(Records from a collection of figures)
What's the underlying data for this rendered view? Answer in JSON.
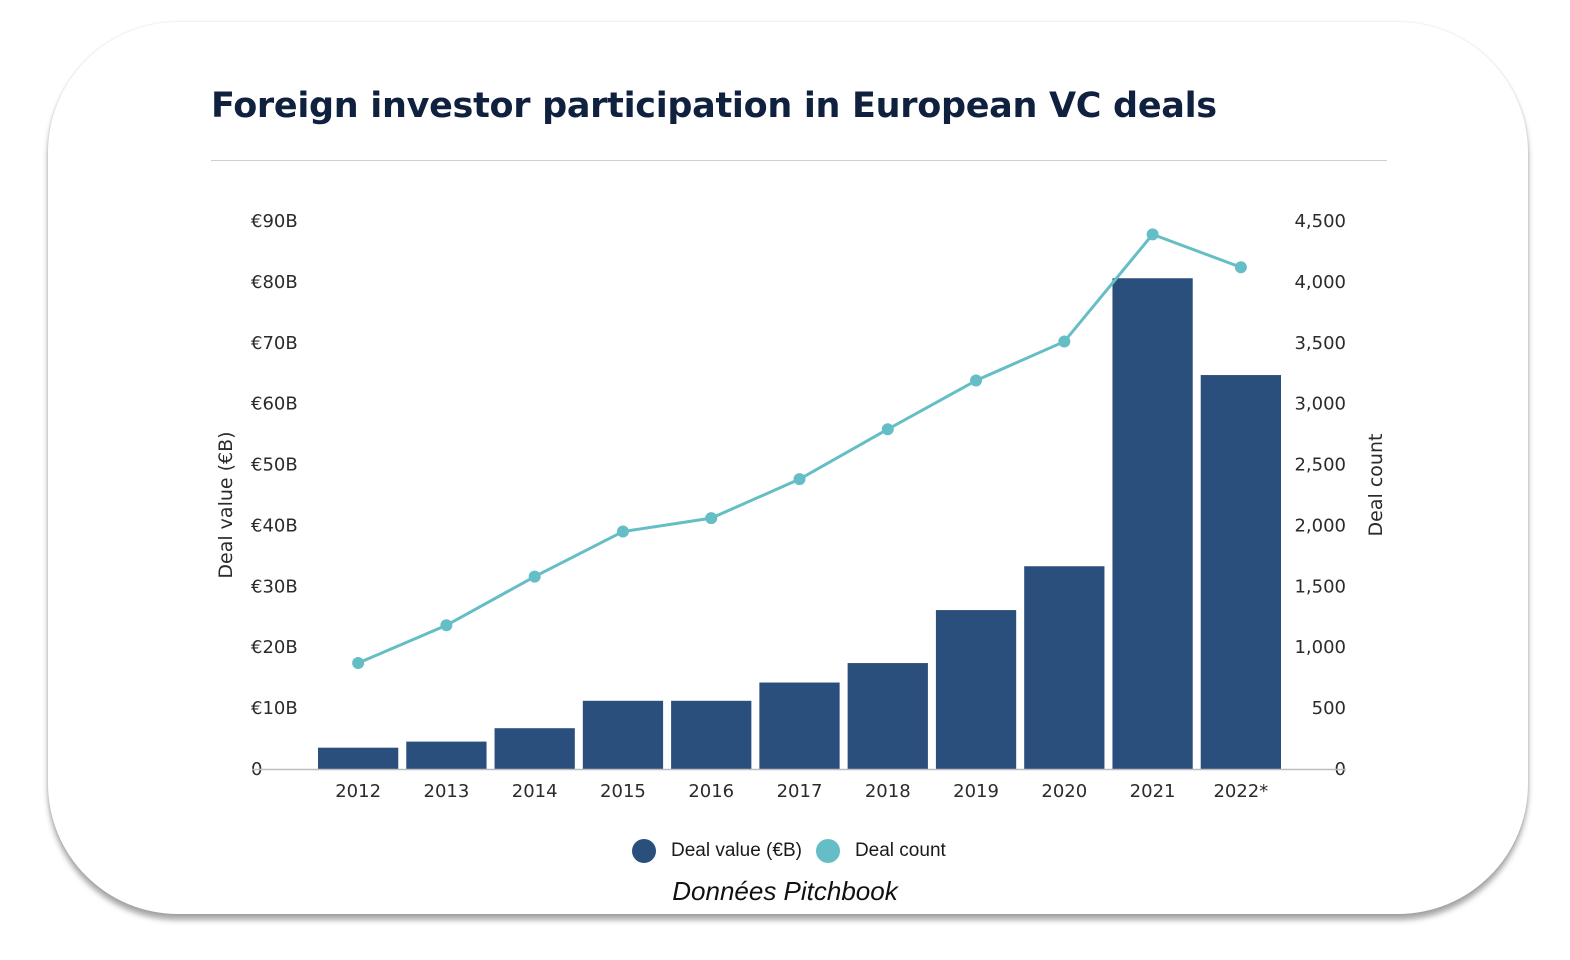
{
  "title": "Foreign investor participation in European VC deals",
  "source": "Données Pitchbook",
  "colors": {
    "bar": "#2b4f7c",
    "line": "#65bec6",
    "title": "#10213f"
  },
  "legend": [
    {
      "label": "Deal value (€B)",
      "color": "#2b4f7c"
    },
    {
      "label": "Deal count",
      "color": "#65bec6"
    }
  ],
  "chart_data": {
    "type": "bar",
    "categories": [
      "2012",
      "2013",
      "2014",
      "2015",
      "2016",
      "2017",
      "2018",
      "2019",
      "2020",
      "2021",
      "2022*"
    ],
    "series": [
      {
        "name": "Deal value (€B)",
        "type": "bar",
        "axis": "left",
        "values": [
          3.5,
          4.5,
          6.7,
          11.2,
          11.2,
          14.2,
          17.4,
          26.1,
          33.3,
          80.6,
          64.7
        ]
      },
      {
        "name": "Deal count",
        "type": "line",
        "axis": "right",
        "values": [
          870,
          1180,
          1580,
          1950,
          2060,
          2380,
          2790,
          3190,
          3510,
          4390,
          4120
        ]
      }
    ],
    "ylabel": "Deal value (€B)",
    "y2label": "Deal count",
    "ylim": [
      0,
      90
    ],
    "y2lim": [
      0,
      4500
    ],
    "yticks": [
      "0",
      "€10B",
      "€20B",
      "€30B",
      "€40B",
      "€50B",
      "€60B",
      "€70B",
      "€80B",
      "€90B"
    ],
    "y2ticks": [
      "0",
      "500",
      "1,000",
      "1,500",
      "2,000",
      "2,500",
      "3,000",
      "3,500",
      "4,000",
      "4,500"
    ],
    "grid": false,
    "legend_position": "bottom-center"
  }
}
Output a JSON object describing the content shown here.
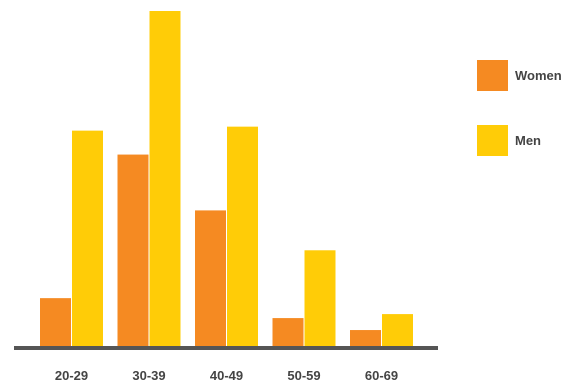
{
  "chart_data": {
    "type": "bar",
    "categories": [
      "20-29",
      "30-39",
      "40-49",
      "50-59",
      "60-69"
    ],
    "series": [
      {
        "name": "Women",
        "values": [
          12,
          48,
          34,
          7,
          4
        ],
        "color": "#F58A22"
      },
      {
        "name": "Men",
        "values": [
          54,
          84,
          55,
          24,
          8
        ],
        "color": "#FFCC07"
      }
    ],
    "ylim": [
      0,
      84
    ],
    "grid": false,
    "legend_position": "right",
    "axis_color": "#555555"
  }
}
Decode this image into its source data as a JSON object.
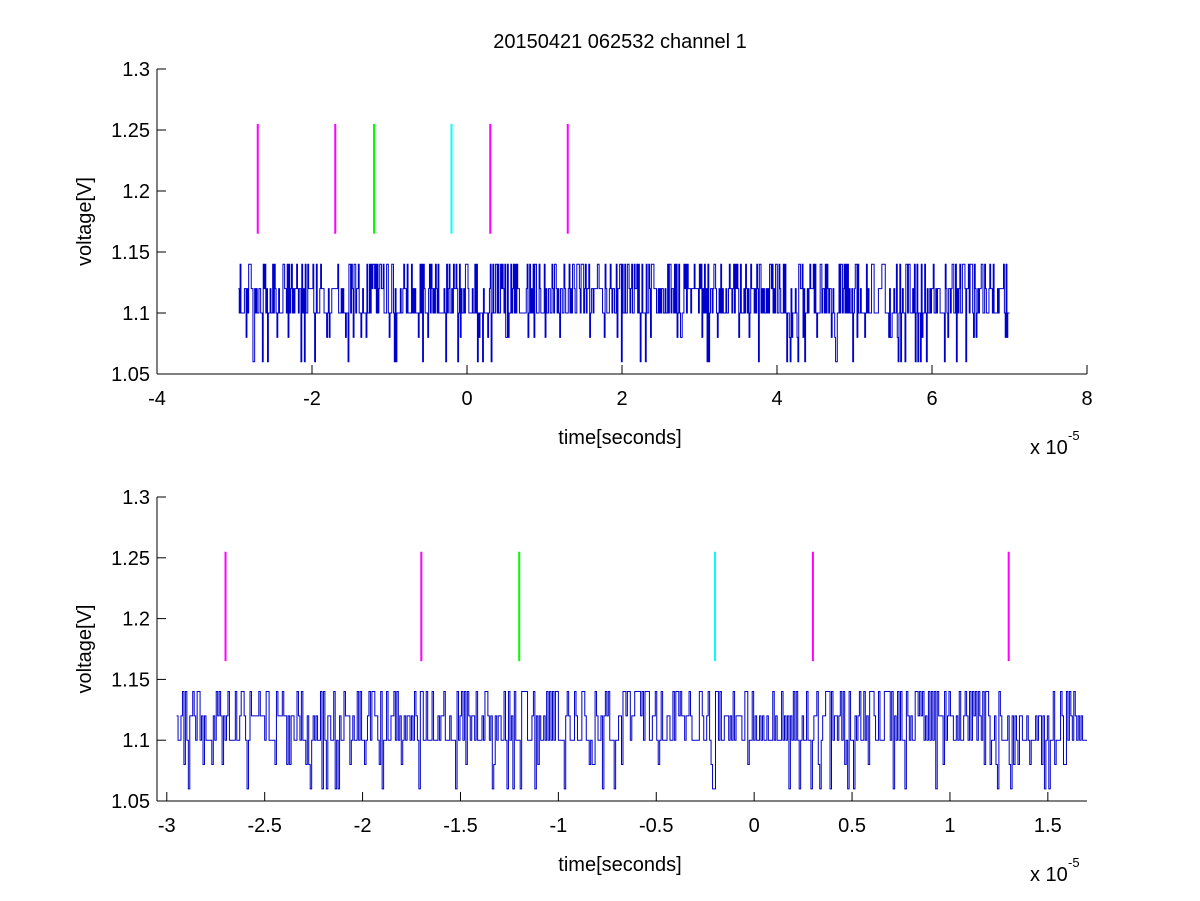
{
  "figure": {
    "title": "20150421 062532 channel 1"
  },
  "chart_data": [
    {
      "type": "line",
      "title": "20150421 062532 channel 1",
      "xlabel": "time[seconds]",
      "ylabel": "voltage[V]",
      "x_multiplier_label": "x 10",
      "x_multiplier_exponent": "-5",
      "xlim": [
        -4,
        8
      ],
      "ylim": [
        1.05,
        1.3
      ],
      "x_ticks": [
        -4,
        -2,
        0,
        2,
        4,
        6,
        8
      ],
      "x_tick_labels": [
        "-4",
        "-2",
        "0",
        "2",
        "4",
        "6",
        "8"
      ],
      "y_ticks": [
        1.05,
        1.1,
        1.15,
        1.2,
        1.25,
        1.3
      ],
      "y_tick_labels": [
        "1.05",
        "1.1",
        "1.15",
        "1.2",
        "1.25",
        "1.3"
      ],
      "grid": false,
      "signal": {
        "color": "#0000cc",
        "x_range": [
          -2.95,
          7.0
        ],
        "levels": [
          1.06,
          1.08,
          1.1,
          1.12,
          1.14
        ],
        "baseline": 1.1
      },
      "markers": [
        {
          "x": -2.7,
          "y": [
            1.165,
            1.255
          ],
          "color": "#ff00ff"
        },
        {
          "x": -1.7,
          "y": [
            1.165,
            1.255
          ],
          "color": "#ff00ff"
        },
        {
          "x": -1.2,
          "y": [
            1.165,
            1.255
          ],
          "color": "#00ff00"
        },
        {
          "x": -0.2,
          "y": [
            1.165,
            1.255
          ],
          "color": "#00ffff"
        },
        {
          "x": 0.3,
          "y": [
            1.165,
            1.255
          ],
          "color": "#ff00ff"
        },
        {
          "x": 1.3,
          "y": [
            1.165,
            1.255
          ],
          "color": "#ff00ff"
        }
      ]
    },
    {
      "type": "line",
      "title": "",
      "xlabel": "time[seconds]",
      "ylabel": "voltage[V]",
      "x_multiplier_label": "x 10",
      "x_multiplier_exponent": "-5",
      "xlim": [
        -3.05,
        1.7
      ],
      "ylim": [
        1.05,
        1.3
      ],
      "x_ticks": [
        -3,
        -2.5,
        -2,
        -1.5,
        -1,
        -0.5,
        0,
        0.5,
        1,
        1.5
      ],
      "x_tick_labels": [
        "-3",
        "-2.5",
        "-2",
        "-1.5",
        "-1",
        "-0.5",
        "0",
        "0.5",
        "1",
        "1.5"
      ],
      "y_ticks": [
        1.05,
        1.1,
        1.15,
        1.2,
        1.25,
        1.3
      ],
      "y_tick_labels": [
        "1.05",
        "1.1",
        "1.15",
        "1.2",
        "1.25",
        "1.3"
      ],
      "grid": false,
      "signal": {
        "color": "#0000cc",
        "x_range": [
          -2.95,
          1.7
        ],
        "levels": [
          1.06,
          1.08,
          1.1,
          1.12,
          1.14
        ],
        "baseline": 1.1
      },
      "markers": [
        {
          "x": -2.7,
          "y": [
            1.165,
            1.255
          ],
          "color": "#ff00ff"
        },
        {
          "x": -1.7,
          "y": [
            1.165,
            1.255
          ],
          "color": "#ff00ff"
        },
        {
          "x": -1.2,
          "y": [
            1.165,
            1.255
          ],
          "color": "#00ff00"
        },
        {
          "x": -0.2,
          "y": [
            1.165,
            1.255
          ],
          "color": "#00ffff"
        },
        {
          "x": 0.3,
          "y": [
            1.165,
            1.255
          ],
          "color": "#ff00ff"
        },
        {
          "x": 1.3,
          "y": [
            1.165,
            1.255
          ],
          "color": "#ff00ff"
        }
      ]
    }
  ]
}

PROBLEM REQUIREMENTS — Gather, from the listing above, every line carrying the word "source".

OUTPUT BELOW —
  "source": "Données Pitchbook",
Decode this image into its source data as a JSON object.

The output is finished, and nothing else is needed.